-- Problem description --
Using the entries that follow, collect the lines where the word "text" appears.

-- Extracted data --
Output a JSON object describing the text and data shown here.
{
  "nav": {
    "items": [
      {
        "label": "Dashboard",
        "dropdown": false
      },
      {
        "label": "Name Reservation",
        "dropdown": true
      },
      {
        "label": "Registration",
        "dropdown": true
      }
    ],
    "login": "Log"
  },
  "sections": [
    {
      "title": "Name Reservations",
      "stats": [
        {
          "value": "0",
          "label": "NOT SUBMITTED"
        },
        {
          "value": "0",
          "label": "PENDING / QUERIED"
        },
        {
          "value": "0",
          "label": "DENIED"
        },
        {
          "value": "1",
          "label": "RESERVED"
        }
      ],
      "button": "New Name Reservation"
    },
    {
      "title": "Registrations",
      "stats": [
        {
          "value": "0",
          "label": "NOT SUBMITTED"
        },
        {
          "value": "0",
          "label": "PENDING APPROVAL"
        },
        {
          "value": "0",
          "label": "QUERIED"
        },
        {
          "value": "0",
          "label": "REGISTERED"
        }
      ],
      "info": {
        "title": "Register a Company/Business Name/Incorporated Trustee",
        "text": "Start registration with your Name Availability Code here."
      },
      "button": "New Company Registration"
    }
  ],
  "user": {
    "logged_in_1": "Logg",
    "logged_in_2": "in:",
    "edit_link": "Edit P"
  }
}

-- Right answer --
Output a JSON object describing the text and data shown here.
        "text": "Start registration with your Name Availability Code here."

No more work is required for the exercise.